▶ WHAT IS ASKED: Output the records. Match them exactly.

Structured figure records
* START *

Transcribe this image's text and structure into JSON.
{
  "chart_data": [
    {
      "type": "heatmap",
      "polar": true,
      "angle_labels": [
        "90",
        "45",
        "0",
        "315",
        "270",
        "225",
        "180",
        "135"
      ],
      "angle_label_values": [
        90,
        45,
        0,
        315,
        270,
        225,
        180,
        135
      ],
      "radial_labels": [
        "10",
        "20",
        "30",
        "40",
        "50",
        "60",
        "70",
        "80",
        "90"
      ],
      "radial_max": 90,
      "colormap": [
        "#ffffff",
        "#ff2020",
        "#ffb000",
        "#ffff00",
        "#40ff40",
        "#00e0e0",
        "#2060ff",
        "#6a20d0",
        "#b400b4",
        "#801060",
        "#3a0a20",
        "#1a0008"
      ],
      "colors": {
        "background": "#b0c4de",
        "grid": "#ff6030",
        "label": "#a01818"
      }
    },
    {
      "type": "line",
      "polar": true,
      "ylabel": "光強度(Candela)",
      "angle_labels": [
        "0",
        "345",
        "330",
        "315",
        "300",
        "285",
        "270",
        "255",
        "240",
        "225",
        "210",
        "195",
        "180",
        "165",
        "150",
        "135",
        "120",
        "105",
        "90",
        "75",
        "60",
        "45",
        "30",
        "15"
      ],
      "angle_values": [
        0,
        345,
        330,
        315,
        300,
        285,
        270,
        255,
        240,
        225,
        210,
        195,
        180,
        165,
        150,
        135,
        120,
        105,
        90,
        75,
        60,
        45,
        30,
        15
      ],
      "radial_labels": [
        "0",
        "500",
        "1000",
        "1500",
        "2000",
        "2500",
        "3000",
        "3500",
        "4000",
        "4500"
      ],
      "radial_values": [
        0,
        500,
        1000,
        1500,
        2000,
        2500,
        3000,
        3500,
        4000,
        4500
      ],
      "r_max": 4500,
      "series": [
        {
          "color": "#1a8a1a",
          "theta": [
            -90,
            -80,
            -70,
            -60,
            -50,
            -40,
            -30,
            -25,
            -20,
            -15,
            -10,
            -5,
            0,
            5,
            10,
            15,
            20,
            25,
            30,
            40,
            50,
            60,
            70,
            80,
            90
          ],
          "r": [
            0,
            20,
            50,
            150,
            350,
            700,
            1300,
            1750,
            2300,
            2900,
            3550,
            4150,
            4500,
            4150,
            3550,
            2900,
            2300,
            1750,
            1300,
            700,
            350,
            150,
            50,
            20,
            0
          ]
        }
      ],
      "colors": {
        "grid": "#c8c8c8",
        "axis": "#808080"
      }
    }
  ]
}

* END *

▶ WRITTEN ANSWER:
Transcribe this image's text and structure into JSON.
{
  "chart_data": [
    {
      "type": "heatmap",
      "polar": true,
      "angle_labels": [
        "90",
        "45",
        "0",
        "315",
        "270",
        "225",
        "180",
        "135"
      ],
      "angle_label_values": [
        90,
        45,
        0,
        315,
        270,
        225,
        180,
        135
      ],
      "radial_labels": [
        "10",
        "20",
        "30",
        "40",
        "50",
        "60",
        "70",
        "80",
        "90"
      ],
      "radial_max": 90,
      "colormap": [
        "#ffffff",
        "#ff2020",
        "#ffb000",
        "#ffff00",
        "#40ff40",
        "#00e0e0",
        "#2060ff",
        "#6a20d0",
        "#b400b4",
        "#801060",
        "#3a0a20",
        "#1a0008"
      ],
      "colors": {
        "background": "#b0c4de",
        "grid": "#ff6030",
        "label": "#a01818"
      }
    },
    {
      "type": "line",
      "polar": true,
      "ylabel": "光強度(Candela)",
      "angle_labels": [
        "0",
        "345",
        "330",
        "315",
        "300",
        "285",
        "270",
        "255",
        "240",
        "225",
        "210",
        "195",
        "180",
        "165",
        "150",
        "135",
        "120",
        "105",
        "90",
        "75",
        "60",
        "45",
        "30",
        "15"
      ],
      "angle_values": [
        0,
        345,
        330,
        315,
        300,
        285,
        270,
        255,
        240,
        225,
        210,
        195,
        180,
        165,
        150,
        135,
        120,
        105,
        90,
        75,
        60,
        45,
        30,
        15
      ],
      "radial_labels": [
        "0",
        "500",
        "1000",
        "1500",
        "2000",
        "2500",
        "3000",
        "3500",
        "4000",
        "4500"
      ],
      "radial_values": [
        0,
        500,
        1000,
        1500,
        2000,
        2500,
        3000,
        3500,
        4000,
        4500
      ],
      "r_max": 4500,
      "series": [
        {
          "color": "#1a8a1a",
          "theta": [
            -90,
            -80,
            -70,
            -60,
            -50,
            -40,
            -30,
            -25,
            -20,
            -15,
            -10,
            -5,
            0,
            5,
            10,
            15,
            20,
            25,
            30,
            40,
            50,
            60,
            70,
            80,
            90
          ],
          "r": [
            0,
            20,
            50,
            150,
            350,
            700,
            1300,
            1750,
            2300,
            2900,
            3550,
            4150,
            4500,
            4150,
            3550,
            2900,
            2300,
            1750,
            1300,
            700,
            350,
            150,
            50,
            20,
            0
          ]
        }
      ],
      "colors": {
        "grid": "#c8c8c8",
        "axis": "#808080"
      }
    }
  ]
}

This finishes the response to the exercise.